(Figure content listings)
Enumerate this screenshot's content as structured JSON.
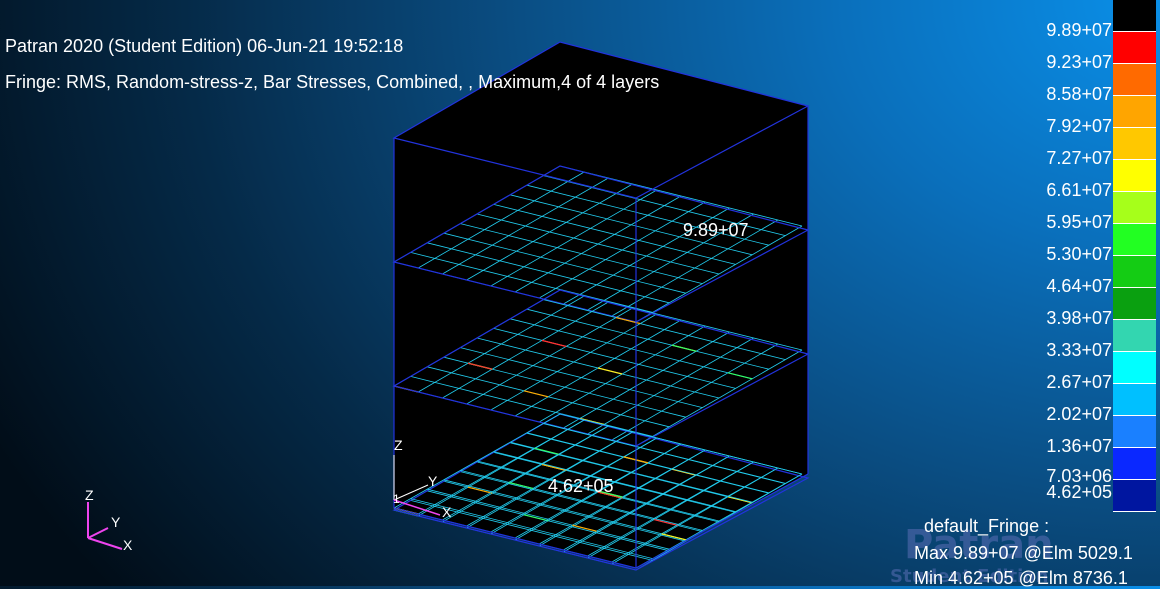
{
  "header": {
    "title": "Patran 2020  (Student Edition) 06-Jun-21 19:52:18",
    "fringe_desc": "Fringe: RMS, Random-stress-z, Bar Stresses, Combined, , Maximum,4 of 4 layers"
  },
  "legend": {
    "top_marker": "|",
    "labels": [
      "9.89+07",
      "9.23+07",
      "8.58+07",
      "7.92+07",
      "7.27+07",
      "6.61+07",
      "5.95+07",
      "5.30+07",
      "4.64+07",
      "3.98+07",
      "3.33+07",
      "2.67+07",
      "2.02+07",
      "1.36+07",
      "7.03+06",
      "4.62+05"
    ],
    "colors": [
      "#000000",
      "#ff0000",
      "#ff6a00",
      "#ffa500",
      "#ffc800",
      "#ffff00",
      "#a6ff1a",
      "#22ff22",
      "#14cc14",
      "#0aa010",
      "#33d6b0",
      "#00ffff",
      "#00c0ff",
      "#1a80ff",
      "#0a28ff",
      "#0016a0"
    ]
  },
  "annotations": {
    "max_marker": "9.89+07",
    "min_marker": "4.62+05"
  },
  "triad": {
    "main": {
      "z": "Z",
      "y": "Y",
      "x": "X"
    },
    "model": {
      "z": "Z",
      "y": "Y",
      "x": "X",
      "origin": "1"
    }
  },
  "summary": {
    "title": "default_Fringe :",
    "max": "Max 9.89+07 @Elm 5029.1",
    "min": "Min 4.62+05 @Elm 8736.1"
  },
  "watermark": {
    "logo": "Patran",
    "sub": "Student Edition"
  },
  "colors": {
    "wire": "#2233dd",
    "mesh": "#22ccee",
    "face": "#000000"
  }
}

- [YOUR OBJECTIVE]: Ignore the images and quote every line of the listing exactly.

- [SOLUTION BELOW]:
Enumerate this screenshot's content as structured JSON.
{
  "header": {
    "title": "Patran 2020  (Student Edition) 06-Jun-21 19:52:18",
    "fringe_desc": "Fringe: RMS, Random-stress-z, Bar Stresses, Combined, , Maximum,4 of 4 layers"
  },
  "legend": {
    "top_marker": "|",
    "labels": [
      "9.89+07",
      "9.23+07",
      "8.58+07",
      "7.92+07",
      "7.27+07",
      "6.61+07",
      "5.95+07",
      "5.30+07",
      "4.64+07",
      "3.98+07",
      "3.33+07",
      "2.67+07",
      "2.02+07",
      "1.36+07",
      "7.03+06",
      "4.62+05"
    ],
    "colors": [
      "#000000",
      "#ff0000",
      "#ff6a00",
      "#ffa500",
      "#ffc800",
      "#ffff00",
      "#a6ff1a",
      "#22ff22",
      "#14cc14",
      "#0aa010",
      "#33d6b0",
      "#00ffff",
      "#00c0ff",
      "#1a80ff",
      "#0a28ff",
      "#0016a0"
    ]
  },
  "annotations": {
    "max_marker": "9.89+07",
    "min_marker": "4.62+05"
  },
  "triad": {
    "main": {
      "z": "Z",
      "y": "Y",
      "x": "X"
    },
    "model": {
      "z": "Z",
      "y": "Y",
      "x": "X",
      "origin": "1"
    }
  },
  "summary": {
    "title": "default_Fringe :",
    "max": "Max 9.89+07 @Elm 5029.1",
    "min": "Min 4.62+05 @Elm 8736.1"
  },
  "watermark": {
    "logo": "Patran",
    "sub": "Student Edition"
  },
  "colors": {
    "wire": "#2233dd",
    "mesh": "#22ccee",
    "face": "#000000"
  }
}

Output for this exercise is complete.